Dataset excerpt
------------------------------------------------------------------------

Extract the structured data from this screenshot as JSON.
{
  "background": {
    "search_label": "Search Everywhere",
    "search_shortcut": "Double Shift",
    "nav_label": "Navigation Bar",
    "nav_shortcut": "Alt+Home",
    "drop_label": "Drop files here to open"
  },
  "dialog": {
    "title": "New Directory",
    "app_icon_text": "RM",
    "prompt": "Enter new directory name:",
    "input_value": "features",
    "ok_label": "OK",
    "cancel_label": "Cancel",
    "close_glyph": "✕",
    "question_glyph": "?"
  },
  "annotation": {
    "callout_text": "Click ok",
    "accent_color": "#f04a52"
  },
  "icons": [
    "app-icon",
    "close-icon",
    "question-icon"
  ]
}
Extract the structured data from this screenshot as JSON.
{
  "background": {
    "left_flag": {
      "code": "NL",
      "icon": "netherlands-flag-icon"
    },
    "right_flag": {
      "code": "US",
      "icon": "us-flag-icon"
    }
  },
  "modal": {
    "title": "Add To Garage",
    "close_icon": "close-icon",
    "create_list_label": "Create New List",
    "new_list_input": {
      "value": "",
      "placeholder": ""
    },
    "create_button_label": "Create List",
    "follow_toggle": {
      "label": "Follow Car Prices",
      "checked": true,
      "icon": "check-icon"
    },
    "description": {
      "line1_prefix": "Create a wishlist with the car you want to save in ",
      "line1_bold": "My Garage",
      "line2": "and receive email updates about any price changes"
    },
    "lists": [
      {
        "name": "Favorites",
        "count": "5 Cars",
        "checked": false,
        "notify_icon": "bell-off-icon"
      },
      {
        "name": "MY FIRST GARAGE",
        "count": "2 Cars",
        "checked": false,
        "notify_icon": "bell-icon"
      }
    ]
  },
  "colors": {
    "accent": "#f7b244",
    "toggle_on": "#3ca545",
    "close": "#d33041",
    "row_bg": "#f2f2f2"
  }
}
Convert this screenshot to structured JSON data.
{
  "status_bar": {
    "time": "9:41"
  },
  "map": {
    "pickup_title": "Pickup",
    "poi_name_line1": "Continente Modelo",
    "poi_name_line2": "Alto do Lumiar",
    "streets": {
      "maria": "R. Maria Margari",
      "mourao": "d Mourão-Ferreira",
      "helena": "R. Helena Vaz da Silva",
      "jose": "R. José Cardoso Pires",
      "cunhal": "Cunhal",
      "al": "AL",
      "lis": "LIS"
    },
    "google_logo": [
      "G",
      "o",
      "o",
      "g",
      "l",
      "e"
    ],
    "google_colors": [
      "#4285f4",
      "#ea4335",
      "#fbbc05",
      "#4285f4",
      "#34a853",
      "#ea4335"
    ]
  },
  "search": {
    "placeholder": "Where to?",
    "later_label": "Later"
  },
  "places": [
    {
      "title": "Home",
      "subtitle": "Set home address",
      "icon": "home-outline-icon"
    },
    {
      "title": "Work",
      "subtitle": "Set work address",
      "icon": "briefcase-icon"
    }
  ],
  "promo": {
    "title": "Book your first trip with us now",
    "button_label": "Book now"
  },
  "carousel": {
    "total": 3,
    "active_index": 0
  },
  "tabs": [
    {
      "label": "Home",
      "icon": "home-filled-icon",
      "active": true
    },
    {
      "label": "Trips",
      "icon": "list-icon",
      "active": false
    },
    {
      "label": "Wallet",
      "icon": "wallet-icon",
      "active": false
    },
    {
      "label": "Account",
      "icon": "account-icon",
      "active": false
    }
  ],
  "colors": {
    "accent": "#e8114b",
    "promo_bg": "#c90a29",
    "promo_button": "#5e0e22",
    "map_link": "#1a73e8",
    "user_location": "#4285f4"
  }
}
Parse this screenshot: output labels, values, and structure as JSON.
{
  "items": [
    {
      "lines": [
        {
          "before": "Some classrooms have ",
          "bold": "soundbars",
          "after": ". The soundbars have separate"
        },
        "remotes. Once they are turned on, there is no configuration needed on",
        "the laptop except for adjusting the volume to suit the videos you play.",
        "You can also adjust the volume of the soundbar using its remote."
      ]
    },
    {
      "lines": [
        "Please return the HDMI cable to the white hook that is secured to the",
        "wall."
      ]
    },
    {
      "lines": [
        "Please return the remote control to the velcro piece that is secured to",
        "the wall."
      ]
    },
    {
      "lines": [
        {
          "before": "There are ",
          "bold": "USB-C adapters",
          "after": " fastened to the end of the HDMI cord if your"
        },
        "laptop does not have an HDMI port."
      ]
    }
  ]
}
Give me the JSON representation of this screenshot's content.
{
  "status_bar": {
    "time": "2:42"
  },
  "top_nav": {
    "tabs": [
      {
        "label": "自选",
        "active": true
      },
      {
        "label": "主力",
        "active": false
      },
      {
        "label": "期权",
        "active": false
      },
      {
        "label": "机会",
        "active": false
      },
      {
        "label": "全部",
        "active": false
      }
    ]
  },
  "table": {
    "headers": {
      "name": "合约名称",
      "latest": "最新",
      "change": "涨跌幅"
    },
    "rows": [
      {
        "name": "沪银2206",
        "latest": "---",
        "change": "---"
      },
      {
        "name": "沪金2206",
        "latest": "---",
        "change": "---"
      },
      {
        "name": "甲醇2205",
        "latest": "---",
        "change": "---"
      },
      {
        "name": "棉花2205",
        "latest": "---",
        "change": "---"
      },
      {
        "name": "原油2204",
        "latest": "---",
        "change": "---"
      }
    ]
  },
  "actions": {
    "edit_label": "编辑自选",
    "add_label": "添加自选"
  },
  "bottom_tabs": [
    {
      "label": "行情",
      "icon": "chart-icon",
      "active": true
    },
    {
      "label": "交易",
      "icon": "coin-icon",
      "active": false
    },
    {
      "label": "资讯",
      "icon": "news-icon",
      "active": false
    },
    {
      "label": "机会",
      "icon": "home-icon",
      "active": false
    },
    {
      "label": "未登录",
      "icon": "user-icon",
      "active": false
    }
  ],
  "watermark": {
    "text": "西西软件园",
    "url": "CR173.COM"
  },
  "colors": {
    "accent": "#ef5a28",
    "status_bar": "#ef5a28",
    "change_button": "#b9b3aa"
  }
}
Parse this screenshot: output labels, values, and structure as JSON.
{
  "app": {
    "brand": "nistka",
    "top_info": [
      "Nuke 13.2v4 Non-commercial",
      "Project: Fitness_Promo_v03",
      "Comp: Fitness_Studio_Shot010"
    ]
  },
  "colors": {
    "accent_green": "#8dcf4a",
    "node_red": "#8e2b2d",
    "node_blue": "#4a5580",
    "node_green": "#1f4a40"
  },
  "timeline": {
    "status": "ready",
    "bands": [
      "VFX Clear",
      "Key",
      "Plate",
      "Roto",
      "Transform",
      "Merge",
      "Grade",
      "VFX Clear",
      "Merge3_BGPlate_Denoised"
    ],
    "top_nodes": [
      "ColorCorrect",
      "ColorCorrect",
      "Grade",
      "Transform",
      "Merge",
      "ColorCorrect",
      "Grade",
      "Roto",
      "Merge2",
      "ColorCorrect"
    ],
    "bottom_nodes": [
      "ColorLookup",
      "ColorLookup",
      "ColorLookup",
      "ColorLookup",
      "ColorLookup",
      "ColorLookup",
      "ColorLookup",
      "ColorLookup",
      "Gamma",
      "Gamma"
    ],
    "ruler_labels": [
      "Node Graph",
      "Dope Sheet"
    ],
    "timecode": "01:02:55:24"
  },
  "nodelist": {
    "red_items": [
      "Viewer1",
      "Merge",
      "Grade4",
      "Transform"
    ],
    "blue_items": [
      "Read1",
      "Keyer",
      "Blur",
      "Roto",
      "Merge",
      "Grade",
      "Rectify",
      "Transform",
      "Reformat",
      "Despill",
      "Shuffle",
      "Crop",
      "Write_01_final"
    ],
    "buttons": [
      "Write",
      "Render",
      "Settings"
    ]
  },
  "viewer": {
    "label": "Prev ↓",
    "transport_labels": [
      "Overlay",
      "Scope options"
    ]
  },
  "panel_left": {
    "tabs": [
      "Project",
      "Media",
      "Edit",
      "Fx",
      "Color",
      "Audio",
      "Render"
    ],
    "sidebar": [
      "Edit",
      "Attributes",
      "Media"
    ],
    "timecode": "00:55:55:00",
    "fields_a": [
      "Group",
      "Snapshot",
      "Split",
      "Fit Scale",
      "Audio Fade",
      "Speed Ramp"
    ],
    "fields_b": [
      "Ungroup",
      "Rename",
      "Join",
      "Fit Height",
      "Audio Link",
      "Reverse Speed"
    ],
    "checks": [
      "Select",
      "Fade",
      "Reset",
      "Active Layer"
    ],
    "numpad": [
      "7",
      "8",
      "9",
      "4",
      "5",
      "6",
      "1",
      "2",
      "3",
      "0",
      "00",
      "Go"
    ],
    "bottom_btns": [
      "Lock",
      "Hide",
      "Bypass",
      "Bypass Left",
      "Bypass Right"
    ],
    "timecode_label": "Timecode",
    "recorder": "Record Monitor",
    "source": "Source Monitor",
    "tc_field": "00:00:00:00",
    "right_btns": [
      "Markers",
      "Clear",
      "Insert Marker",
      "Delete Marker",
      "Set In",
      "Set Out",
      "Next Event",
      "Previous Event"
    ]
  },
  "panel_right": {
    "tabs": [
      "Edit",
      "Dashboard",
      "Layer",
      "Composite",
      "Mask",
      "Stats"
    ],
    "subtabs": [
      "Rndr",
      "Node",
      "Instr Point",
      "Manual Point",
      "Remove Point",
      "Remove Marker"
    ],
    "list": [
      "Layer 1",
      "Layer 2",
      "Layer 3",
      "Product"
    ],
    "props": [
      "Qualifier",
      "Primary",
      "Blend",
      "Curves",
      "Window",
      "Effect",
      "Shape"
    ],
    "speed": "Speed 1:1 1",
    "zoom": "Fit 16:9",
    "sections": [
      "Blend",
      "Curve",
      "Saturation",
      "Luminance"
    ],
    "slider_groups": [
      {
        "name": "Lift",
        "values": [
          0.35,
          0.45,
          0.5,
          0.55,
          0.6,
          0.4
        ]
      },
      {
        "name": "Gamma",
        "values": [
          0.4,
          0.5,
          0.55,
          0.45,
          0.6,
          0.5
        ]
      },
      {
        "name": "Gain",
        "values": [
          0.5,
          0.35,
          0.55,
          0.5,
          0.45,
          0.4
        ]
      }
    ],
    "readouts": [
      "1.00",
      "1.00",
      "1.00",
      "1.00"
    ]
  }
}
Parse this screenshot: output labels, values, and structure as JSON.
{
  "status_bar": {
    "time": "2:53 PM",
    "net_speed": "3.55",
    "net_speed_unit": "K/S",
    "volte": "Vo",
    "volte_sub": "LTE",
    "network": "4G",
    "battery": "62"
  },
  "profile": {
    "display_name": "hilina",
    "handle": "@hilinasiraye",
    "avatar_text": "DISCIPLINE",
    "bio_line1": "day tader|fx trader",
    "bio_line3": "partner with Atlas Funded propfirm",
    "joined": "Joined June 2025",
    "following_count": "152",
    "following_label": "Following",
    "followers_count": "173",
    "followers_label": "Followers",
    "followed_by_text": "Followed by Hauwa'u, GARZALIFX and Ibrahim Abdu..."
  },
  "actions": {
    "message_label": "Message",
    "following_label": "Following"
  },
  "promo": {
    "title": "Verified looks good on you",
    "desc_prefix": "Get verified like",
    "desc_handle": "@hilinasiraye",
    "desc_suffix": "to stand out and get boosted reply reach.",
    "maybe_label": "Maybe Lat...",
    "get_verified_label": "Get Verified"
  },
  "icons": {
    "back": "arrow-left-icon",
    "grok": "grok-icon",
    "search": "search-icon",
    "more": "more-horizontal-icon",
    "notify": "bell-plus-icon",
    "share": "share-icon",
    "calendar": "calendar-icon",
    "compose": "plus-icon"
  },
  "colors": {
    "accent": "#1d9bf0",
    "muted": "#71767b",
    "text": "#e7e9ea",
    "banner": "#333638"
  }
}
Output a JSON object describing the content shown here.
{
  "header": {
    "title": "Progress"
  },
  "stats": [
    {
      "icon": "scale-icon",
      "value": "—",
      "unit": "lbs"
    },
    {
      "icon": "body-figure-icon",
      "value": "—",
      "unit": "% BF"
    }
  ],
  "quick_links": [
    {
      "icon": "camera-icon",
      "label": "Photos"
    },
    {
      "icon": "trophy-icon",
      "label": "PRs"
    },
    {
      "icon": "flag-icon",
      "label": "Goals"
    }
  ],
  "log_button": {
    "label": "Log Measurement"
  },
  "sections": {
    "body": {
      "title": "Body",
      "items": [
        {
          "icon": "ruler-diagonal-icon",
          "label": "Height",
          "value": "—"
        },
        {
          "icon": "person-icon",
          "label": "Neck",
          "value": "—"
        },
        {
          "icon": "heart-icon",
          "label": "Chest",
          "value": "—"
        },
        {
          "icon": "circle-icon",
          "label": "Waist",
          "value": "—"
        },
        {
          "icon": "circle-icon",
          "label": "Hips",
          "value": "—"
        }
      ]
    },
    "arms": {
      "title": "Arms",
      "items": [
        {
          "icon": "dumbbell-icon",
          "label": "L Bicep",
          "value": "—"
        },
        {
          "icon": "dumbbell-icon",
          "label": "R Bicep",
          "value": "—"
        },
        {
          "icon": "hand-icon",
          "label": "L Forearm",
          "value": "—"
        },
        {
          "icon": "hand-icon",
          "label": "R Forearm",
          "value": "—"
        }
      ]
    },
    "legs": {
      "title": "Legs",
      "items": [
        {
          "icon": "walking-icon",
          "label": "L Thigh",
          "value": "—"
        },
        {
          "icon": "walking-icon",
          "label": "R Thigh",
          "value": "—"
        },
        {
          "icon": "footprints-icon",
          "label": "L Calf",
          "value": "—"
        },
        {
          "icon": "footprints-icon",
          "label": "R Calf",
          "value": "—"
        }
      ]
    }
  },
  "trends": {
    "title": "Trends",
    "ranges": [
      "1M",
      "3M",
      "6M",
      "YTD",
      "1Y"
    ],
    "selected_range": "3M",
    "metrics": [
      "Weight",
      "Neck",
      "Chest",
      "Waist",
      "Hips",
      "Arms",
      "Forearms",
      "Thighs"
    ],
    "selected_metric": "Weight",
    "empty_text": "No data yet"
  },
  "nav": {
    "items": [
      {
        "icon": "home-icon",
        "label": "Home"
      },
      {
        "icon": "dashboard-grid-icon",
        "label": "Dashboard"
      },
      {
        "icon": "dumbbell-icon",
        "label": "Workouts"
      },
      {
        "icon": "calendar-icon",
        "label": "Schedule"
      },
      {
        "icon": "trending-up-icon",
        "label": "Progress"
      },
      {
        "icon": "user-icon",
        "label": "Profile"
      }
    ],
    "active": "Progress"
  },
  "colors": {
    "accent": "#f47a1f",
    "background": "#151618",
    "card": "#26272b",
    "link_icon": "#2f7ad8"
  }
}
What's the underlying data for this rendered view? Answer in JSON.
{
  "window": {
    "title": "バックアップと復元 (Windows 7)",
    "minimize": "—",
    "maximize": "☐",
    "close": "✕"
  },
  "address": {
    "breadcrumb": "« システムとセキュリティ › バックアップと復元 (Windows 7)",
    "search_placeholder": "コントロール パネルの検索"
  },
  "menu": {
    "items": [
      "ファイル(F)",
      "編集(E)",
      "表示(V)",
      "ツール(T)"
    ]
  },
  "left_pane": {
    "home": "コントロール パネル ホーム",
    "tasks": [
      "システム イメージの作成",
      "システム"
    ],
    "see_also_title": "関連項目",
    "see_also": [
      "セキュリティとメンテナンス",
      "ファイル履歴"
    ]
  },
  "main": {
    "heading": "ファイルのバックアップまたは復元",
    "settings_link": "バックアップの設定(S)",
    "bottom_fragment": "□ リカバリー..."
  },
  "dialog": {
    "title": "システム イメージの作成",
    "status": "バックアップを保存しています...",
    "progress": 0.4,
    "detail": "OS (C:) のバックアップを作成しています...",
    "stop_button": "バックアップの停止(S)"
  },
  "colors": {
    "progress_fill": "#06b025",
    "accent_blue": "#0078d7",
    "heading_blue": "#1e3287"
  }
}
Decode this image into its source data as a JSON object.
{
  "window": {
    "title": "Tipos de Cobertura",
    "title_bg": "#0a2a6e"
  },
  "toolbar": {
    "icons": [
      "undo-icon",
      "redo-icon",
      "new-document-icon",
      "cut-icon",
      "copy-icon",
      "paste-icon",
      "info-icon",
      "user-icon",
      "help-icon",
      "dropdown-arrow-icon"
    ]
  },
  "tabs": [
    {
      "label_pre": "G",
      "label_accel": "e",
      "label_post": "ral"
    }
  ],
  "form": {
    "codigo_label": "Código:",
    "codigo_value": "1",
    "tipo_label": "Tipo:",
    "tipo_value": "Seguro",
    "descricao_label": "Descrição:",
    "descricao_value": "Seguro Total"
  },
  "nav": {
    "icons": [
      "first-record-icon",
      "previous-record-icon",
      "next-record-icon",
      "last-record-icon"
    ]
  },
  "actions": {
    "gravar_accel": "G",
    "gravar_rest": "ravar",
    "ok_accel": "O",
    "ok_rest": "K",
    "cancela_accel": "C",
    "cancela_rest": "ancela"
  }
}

------------------------------------------------------------------------

### Directive:
Copy each line that holds the word "arrow".

### Written solution:
    "back": "arrow-left-icon",
      "dropdown-arrow-icon"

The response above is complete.